• _Your instructions_:
Using the listing below, please gather every line containing the word "arrière".

Saved entries:
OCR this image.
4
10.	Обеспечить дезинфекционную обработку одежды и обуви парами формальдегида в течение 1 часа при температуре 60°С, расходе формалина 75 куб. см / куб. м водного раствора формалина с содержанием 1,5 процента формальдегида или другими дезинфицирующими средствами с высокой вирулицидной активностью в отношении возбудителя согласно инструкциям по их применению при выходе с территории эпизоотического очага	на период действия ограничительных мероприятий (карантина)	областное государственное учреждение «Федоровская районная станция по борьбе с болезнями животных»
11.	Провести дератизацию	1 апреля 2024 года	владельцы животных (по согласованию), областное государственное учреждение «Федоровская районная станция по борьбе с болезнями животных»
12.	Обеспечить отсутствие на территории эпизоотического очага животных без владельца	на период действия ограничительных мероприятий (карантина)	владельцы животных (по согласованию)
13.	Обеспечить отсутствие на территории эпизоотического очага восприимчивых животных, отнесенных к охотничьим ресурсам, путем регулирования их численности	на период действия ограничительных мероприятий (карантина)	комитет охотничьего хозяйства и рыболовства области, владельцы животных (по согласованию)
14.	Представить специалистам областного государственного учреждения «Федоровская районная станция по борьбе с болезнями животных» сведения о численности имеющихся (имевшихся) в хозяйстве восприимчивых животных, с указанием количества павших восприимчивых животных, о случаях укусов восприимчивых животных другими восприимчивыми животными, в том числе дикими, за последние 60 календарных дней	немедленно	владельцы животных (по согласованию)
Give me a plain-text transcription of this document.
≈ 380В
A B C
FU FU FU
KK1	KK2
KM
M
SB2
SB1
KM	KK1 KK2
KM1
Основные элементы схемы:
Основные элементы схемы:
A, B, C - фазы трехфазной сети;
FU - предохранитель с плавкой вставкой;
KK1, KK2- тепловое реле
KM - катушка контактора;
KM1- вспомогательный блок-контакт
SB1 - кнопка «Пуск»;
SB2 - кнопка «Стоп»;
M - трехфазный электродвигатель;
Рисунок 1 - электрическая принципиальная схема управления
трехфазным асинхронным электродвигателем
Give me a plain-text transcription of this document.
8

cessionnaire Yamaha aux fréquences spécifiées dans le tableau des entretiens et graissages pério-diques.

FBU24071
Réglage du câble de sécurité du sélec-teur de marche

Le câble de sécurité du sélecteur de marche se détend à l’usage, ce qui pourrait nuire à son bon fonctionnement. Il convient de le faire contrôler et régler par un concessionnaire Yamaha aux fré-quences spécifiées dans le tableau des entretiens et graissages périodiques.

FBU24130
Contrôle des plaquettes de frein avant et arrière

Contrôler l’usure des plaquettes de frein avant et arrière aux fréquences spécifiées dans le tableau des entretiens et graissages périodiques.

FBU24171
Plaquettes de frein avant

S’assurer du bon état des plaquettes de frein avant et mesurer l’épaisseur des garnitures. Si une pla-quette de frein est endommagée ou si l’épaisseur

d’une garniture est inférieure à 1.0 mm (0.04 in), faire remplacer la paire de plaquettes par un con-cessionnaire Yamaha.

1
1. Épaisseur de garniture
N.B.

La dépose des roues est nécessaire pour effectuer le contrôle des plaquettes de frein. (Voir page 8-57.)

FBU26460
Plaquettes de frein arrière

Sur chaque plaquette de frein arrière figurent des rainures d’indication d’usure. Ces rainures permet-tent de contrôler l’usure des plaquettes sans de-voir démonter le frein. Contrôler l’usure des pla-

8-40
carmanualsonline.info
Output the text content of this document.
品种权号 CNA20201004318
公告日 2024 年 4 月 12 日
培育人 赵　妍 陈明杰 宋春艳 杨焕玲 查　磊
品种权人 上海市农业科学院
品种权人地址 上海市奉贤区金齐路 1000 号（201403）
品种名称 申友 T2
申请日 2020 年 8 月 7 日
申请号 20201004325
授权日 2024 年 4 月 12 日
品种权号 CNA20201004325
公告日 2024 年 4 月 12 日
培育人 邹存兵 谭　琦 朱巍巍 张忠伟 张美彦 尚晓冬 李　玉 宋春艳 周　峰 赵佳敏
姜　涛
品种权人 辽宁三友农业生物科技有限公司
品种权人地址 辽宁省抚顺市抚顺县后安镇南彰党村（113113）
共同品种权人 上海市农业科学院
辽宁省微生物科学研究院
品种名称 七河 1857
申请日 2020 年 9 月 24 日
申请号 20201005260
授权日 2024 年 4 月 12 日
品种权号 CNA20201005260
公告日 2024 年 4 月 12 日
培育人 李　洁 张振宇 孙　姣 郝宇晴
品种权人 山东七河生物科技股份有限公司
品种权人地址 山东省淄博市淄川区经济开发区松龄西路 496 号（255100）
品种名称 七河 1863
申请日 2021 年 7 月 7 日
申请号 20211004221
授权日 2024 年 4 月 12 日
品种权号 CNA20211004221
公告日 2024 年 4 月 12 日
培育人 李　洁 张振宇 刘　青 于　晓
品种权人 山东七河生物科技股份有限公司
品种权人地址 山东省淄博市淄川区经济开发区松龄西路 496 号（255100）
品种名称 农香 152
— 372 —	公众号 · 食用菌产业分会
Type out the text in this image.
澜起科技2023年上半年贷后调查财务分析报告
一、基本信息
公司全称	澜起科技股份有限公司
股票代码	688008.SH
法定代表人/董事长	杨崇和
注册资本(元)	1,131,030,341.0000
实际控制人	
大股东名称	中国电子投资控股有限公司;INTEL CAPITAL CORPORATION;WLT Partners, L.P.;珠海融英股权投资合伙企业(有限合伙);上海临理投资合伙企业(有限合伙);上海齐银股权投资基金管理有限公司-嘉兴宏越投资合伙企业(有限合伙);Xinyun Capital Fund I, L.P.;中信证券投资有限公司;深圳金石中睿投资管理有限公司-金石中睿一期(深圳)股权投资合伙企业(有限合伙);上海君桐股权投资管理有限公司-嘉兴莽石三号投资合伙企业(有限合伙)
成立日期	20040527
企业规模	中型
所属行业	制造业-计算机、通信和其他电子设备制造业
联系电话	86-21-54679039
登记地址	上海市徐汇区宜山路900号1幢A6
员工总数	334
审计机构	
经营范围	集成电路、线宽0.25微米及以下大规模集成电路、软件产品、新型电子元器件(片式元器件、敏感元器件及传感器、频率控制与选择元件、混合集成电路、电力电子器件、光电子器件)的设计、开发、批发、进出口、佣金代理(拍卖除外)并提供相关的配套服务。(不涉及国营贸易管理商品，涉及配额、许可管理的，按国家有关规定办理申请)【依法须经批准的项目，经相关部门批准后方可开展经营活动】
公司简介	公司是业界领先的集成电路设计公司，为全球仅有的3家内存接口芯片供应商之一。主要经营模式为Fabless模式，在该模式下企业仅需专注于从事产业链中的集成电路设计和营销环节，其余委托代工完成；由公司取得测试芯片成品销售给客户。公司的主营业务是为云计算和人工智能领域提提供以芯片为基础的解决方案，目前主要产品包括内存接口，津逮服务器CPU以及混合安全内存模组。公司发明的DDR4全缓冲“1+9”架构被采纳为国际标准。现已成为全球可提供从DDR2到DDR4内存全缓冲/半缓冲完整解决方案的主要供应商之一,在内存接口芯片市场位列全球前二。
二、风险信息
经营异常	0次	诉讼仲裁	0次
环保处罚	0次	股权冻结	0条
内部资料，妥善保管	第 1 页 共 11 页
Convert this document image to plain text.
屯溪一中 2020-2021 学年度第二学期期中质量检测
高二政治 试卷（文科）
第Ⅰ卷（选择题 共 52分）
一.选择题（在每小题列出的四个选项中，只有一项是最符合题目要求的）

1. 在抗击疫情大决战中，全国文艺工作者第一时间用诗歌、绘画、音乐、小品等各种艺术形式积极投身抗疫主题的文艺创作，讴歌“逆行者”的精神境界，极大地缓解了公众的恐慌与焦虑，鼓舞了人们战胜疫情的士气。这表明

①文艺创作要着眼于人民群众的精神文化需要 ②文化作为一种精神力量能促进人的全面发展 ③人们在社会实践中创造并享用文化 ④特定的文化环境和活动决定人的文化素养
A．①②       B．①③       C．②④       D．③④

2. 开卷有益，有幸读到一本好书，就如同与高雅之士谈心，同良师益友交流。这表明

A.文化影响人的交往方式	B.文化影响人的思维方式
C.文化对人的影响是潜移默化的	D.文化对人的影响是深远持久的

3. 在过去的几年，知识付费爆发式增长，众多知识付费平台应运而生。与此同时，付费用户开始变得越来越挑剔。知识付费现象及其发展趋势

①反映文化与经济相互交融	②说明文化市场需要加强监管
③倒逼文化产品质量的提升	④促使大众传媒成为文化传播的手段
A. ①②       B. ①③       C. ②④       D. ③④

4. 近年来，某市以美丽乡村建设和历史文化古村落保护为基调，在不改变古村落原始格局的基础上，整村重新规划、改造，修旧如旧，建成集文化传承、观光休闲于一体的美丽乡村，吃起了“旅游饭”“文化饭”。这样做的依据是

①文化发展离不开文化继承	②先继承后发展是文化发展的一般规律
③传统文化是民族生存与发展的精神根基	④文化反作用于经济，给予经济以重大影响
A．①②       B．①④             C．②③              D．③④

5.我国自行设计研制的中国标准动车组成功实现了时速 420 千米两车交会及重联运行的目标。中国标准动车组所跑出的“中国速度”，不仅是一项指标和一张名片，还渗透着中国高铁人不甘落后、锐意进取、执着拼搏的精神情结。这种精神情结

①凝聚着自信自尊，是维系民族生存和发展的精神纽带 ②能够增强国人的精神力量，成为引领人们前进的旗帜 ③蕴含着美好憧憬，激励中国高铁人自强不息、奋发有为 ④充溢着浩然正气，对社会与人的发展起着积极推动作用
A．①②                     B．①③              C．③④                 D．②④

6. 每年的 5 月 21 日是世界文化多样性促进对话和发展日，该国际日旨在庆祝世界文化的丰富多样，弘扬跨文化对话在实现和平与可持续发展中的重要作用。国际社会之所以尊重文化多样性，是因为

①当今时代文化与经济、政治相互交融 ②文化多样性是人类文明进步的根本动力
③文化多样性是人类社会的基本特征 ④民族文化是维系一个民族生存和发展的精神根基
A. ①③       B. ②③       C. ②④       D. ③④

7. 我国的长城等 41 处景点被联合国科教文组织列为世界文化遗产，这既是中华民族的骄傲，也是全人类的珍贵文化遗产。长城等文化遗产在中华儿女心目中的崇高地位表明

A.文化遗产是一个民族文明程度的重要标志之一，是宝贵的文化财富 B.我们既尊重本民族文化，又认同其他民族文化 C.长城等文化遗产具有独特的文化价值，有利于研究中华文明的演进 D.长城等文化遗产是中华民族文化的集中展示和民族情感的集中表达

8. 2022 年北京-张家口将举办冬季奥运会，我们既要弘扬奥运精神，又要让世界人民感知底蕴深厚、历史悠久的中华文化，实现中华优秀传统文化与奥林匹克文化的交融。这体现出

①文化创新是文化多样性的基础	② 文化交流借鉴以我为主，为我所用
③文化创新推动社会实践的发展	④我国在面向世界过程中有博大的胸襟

• _Answer to the task_:
Contrôle des plaquettes de frein avant et arrière
Contrôler l’usure des plaquettes de frein avant et arrière aux fréquences spécifiées dans le tableau des entretiens et graissages périodiques.
Plaquettes de frein arrière
Sur chaque plaquette de frein arrière figurent des rainures d’indication d’usure. Ces rainures permet-tent de contrôler l’usure des plaquettes sans de-voir démonter le frein. Contrôler l’usure des pla-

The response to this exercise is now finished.